WHAT TO PRODUCE >>
Below are some entries. Copy each line that holds the string "count".
+===+
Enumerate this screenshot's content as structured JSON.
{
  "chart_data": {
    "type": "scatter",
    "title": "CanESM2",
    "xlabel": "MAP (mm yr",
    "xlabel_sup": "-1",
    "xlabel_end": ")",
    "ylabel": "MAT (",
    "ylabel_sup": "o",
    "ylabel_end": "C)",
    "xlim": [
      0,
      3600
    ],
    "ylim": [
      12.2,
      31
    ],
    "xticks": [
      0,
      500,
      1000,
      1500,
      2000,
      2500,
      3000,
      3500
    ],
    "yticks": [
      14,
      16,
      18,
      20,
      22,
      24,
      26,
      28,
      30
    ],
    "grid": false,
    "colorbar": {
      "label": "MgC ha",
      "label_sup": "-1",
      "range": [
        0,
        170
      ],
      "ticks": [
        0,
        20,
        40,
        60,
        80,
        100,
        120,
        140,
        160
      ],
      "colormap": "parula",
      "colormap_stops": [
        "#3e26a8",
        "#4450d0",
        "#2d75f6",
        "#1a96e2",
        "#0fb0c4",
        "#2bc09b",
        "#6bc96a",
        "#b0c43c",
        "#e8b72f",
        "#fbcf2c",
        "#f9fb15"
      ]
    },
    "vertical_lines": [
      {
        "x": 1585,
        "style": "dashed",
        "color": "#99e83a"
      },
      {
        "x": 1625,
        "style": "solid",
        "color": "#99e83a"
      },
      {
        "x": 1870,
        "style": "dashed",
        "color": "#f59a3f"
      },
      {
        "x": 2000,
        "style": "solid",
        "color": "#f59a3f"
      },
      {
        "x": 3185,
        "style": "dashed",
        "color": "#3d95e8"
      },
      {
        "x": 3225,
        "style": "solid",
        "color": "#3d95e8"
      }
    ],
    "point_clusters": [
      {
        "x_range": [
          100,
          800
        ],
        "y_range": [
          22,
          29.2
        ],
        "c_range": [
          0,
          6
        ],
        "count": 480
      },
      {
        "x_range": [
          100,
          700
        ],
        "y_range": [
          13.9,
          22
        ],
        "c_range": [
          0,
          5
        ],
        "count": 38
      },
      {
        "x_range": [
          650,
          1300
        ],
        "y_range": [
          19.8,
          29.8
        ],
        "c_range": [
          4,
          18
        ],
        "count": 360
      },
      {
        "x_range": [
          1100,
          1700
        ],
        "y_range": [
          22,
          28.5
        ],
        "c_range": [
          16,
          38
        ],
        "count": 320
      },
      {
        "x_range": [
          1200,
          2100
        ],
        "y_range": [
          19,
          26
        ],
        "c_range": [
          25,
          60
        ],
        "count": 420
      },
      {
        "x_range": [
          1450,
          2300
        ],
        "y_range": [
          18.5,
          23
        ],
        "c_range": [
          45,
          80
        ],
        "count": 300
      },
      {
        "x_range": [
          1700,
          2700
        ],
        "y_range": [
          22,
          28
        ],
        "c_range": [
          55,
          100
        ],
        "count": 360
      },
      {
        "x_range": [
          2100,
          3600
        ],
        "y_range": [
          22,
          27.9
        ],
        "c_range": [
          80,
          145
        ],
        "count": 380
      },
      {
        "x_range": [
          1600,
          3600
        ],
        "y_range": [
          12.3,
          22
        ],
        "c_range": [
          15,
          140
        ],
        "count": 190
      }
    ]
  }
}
+===+
REPLY TO THE EXERCISE >>
        "count": 480
        "count": 38
        "count": 360
        "count": 320
        "count": 420
        "count": 300
        "count": 360
        "count": 380
        "count": 190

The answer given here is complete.